#### [Exercise]
Using the data beneath, show every line that includes the word "name".

..........

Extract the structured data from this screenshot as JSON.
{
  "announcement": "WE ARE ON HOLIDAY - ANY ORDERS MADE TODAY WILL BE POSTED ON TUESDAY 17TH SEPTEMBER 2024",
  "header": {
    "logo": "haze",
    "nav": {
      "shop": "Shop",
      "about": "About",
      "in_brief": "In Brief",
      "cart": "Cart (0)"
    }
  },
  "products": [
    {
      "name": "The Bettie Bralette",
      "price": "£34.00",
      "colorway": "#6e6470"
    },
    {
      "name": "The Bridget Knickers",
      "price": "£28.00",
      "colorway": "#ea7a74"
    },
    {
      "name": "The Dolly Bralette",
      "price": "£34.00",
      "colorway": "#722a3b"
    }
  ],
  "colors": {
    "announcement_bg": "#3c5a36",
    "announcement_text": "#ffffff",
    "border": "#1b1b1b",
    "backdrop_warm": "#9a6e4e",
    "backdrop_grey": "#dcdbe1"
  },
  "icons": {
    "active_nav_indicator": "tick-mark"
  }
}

..........

#### [Task response]
      "name": "The Bettie Bralette",
      "name": "The Bridget Knickers",
      "name": "The Dolly Bralette",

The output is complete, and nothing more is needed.